**What is asked**
Your task is to filter the data below down to the lines holding "JSON".

**Data section**
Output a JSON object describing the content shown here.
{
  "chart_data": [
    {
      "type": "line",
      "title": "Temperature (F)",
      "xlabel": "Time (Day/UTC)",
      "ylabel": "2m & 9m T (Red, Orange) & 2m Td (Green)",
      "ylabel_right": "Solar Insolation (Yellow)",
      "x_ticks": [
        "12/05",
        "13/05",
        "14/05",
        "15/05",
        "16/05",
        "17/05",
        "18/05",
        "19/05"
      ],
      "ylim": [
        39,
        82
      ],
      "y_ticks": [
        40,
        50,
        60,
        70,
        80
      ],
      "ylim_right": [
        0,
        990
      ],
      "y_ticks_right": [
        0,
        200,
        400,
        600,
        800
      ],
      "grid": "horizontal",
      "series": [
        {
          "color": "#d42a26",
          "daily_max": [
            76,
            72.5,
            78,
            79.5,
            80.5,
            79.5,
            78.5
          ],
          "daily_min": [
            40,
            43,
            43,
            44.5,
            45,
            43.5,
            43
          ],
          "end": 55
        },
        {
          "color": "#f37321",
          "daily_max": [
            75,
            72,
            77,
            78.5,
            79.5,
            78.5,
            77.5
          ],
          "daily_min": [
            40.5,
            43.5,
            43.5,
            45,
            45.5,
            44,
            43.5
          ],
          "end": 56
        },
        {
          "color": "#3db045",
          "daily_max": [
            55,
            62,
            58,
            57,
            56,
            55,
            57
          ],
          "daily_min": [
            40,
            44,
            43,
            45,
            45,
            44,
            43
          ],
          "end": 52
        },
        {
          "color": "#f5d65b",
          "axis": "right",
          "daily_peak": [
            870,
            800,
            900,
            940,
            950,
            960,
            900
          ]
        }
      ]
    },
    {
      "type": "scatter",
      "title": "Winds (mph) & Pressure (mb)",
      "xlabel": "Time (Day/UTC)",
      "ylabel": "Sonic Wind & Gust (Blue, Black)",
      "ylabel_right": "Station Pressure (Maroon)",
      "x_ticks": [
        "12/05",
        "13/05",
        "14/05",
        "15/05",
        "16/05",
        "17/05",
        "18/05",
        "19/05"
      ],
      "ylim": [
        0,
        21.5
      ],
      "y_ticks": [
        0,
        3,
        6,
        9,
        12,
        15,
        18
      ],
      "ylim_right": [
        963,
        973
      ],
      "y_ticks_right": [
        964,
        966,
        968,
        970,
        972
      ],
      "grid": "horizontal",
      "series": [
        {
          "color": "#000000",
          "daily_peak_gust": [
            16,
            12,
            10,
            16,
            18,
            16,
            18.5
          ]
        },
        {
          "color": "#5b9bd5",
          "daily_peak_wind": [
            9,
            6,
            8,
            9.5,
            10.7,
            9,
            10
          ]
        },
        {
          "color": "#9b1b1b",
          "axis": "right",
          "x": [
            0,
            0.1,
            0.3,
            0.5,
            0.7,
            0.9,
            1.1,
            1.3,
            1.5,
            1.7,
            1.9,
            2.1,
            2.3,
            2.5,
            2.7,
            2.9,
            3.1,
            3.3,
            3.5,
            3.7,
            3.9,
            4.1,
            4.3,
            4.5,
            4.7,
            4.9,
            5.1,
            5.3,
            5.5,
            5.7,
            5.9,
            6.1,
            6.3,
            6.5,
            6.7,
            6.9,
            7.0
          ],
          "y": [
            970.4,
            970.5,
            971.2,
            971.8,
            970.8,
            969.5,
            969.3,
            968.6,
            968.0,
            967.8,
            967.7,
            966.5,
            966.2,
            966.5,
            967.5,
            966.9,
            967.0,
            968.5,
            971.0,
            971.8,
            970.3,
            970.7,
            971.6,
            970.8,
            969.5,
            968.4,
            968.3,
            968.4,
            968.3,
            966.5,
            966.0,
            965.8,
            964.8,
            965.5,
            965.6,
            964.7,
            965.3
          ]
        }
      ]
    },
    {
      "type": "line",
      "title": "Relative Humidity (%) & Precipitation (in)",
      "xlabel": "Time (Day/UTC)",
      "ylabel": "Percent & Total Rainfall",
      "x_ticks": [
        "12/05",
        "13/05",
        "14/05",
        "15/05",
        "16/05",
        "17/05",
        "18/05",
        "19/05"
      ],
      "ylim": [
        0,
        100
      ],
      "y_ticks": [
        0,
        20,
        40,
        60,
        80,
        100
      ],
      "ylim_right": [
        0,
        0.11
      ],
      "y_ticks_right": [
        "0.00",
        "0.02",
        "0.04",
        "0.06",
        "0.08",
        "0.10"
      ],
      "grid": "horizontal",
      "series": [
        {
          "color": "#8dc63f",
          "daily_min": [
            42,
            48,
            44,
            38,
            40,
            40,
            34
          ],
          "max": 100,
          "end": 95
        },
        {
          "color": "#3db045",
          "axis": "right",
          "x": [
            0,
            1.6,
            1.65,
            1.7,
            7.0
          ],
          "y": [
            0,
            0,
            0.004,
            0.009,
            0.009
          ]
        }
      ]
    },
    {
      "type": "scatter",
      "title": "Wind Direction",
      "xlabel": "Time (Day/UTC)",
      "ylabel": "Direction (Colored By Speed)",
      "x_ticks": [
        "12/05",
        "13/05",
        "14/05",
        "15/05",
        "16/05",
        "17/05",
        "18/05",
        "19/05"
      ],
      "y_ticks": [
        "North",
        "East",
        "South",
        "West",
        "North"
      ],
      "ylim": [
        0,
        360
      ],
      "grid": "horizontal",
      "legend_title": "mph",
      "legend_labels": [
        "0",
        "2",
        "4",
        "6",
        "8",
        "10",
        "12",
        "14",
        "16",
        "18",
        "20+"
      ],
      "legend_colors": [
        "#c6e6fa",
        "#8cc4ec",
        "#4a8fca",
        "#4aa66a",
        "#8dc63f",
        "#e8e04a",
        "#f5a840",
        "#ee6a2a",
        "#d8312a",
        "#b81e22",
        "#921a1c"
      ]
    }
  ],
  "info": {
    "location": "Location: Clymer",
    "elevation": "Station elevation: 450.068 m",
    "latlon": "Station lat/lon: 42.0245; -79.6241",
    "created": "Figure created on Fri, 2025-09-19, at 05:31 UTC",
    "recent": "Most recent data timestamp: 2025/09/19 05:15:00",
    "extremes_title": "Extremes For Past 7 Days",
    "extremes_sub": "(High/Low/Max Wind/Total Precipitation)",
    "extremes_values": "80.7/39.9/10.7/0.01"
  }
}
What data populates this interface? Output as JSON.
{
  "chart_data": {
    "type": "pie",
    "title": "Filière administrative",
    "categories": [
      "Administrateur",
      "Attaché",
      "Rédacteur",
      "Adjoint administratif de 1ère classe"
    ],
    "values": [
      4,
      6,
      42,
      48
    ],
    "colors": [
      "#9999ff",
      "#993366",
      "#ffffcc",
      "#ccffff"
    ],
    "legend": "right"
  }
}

**Solution**
Output a JSON object describing the content shown here.
What data populates this interface? Output as JSON.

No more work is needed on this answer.